§ Input records
++++++++++
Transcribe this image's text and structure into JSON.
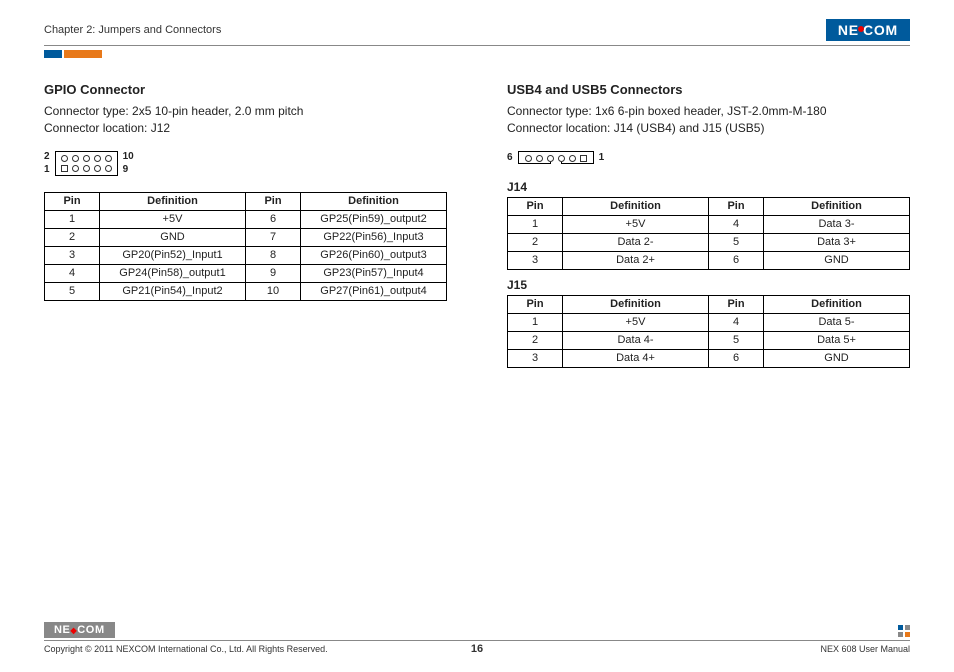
{
  "header": {
    "chapter": "Chapter 2: Jumpers and Connectors",
    "logo": "NEXCOM"
  },
  "left": {
    "title": "GPIO Connector",
    "desc1": "Connector type: 2x5 10-pin header, 2.0 mm pitch",
    "desc2": "Connector location: J12",
    "diag": {
      "tl": "2",
      "tr": "10",
      "bl": "1",
      "br": "9"
    },
    "th": {
      "pin": "Pin",
      "def": "Definition"
    },
    "rows": [
      {
        "p1": "1",
        "d1": "+5V",
        "p2": "6",
        "d2": "GP25(Pin59)_output2"
      },
      {
        "p1": "2",
        "d1": "GND",
        "p2": "7",
        "d2": "GP22(Pin56)_Input3"
      },
      {
        "p1": "3",
        "d1": "GP20(Pin52)_Input1",
        "p2": "8",
        "d2": "GP26(Pin60)_output3"
      },
      {
        "p1": "4",
        "d1": "GP24(Pin58)_output1",
        "p2": "9",
        "d2": "GP23(Pin57)_Input4"
      },
      {
        "p1": "5",
        "d1": "GP21(Pin54)_Input2",
        "p2": "10",
        "d2": "GP27(Pin61)_output4"
      }
    ]
  },
  "right": {
    "title": "USB4 and USB5 Connectors",
    "desc1": "Connector type: 1x6 6-pin boxed header,   JST-2.0mm-M-180",
    "desc2": "Connector location: J14 (USB4) and J15 (USB5)",
    "diag": {
      "left": "6",
      "right": "1"
    },
    "th": {
      "pin": "Pin",
      "def": "Definition"
    },
    "j14_label": "J14",
    "j14_rows": [
      {
        "p1": "1",
        "d1": "+5V",
        "p2": "4",
        "d2": "Data 3-"
      },
      {
        "p1": "2",
        "d1": "Data 2-",
        "p2": "5",
        "d2": "Data 3+"
      },
      {
        "p1": "3",
        "d1": "Data 2+",
        "p2": "6",
        "d2": "GND"
      }
    ],
    "j15_label": "J15",
    "j15_rows": [
      {
        "p1": "1",
        "d1": "+5V",
        "p2": "4",
        "d2": "Data 5-"
      },
      {
        "p1": "2",
        "d1": "Data 4-",
        "p2": "5",
        "d2": "Data 5+"
      },
      {
        "p1": "3",
        "d1": "Data 4+",
        "p2": "6",
        "d2": "GND"
      }
    ]
  },
  "footer": {
    "logo": "NEXCOM",
    "copyright": "Copyright © 2011 NEXCOM International Co., Ltd. All Rights Reserved.",
    "page": "16",
    "manual": "NEX 608 User Manual"
  }
}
++++++++++
§ Written request
The material above holds pictures; copy everything else in it exactly.

§ Exercise solution
Transcribe this image's text and structure into JSON.
{
  "header": {
    "chapter": "Chapter 2: Jumpers and Connectors",
    "logo": "NEXCOM"
  },
  "left": {
    "title": "GPIO Connector",
    "desc1": "Connector type: 2x5 10-pin header, 2.0 mm pitch",
    "desc2": "Connector location: J12",
    "diag": {
      "tl": "2",
      "tr": "10",
      "bl": "1",
      "br": "9"
    },
    "th": {
      "pin": "Pin",
      "def": "Definition"
    },
    "rows": [
      {
        "p1": "1",
        "d1": "+5V",
        "p2": "6",
        "d2": "GP25(Pin59)_output2"
      },
      {
        "p1": "2",
        "d1": "GND",
        "p2": "7",
        "d2": "GP22(Pin56)_Input3"
      },
      {
        "p1": "3",
        "d1": "GP20(Pin52)_Input1",
        "p2": "8",
        "d2": "GP26(Pin60)_output3"
      },
      {
        "p1": "4",
        "d1": "GP24(Pin58)_output1",
        "p2": "9",
        "d2": "GP23(Pin57)_Input4"
      },
      {
        "p1": "5",
        "d1": "GP21(Pin54)_Input2",
        "p2": "10",
        "d2": "GP27(Pin61)_output4"
      }
    ]
  },
  "right": {
    "title": "USB4 and USB5 Connectors",
    "desc1": "Connector type: 1x6 6-pin boxed header,   JST-2.0mm-M-180",
    "desc2": "Connector location: J14 (USB4) and J15 (USB5)",
    "diag": {
      "left": "6",
      "right": "1"
    },
    "th": {
      "pin": "Pin",
      "def": "Definition"
    },
    "j14_label": "J14",
    "j14_rows": [
      {
        "p1": "1",
        "d1": "+5V",
        "p2": "4",
        "d2": "Data 3-"
      },
      {
        "p1": "2",
        "d1": "Data 2-",
        "p2": "5",
        "d2": "Data 3+"
      },
      {
        "p1": "3",
        "d1": "Data 2+",
        "p2": "6",
        "d2": "GND"
      }
    ],
    "j15_label": "J15",
    "j15_rows": [
      {
        "p1": "1",
        "d1": "+5V",
        "p2": "4",
        "d2": "Data 5-"
      },
      {
        "p1": "2",
        "d1": "Data 4-",
        "p2": "5",
        "d2": "Data 5+"
      },
      {
        "p1": "3",
        "d1": "Data 4+",
        "p2": "6",
        "d2": "GND"
      }
    ]
  },
  "footer": {
    "logo": "NEXCOM",
    "copyright": "Copyright © 2011 NEXCOM International Co., Ltd. All Rights Reserved.",
    "page": "16",
    "manual": "NEX 608 User Manual"
  }
}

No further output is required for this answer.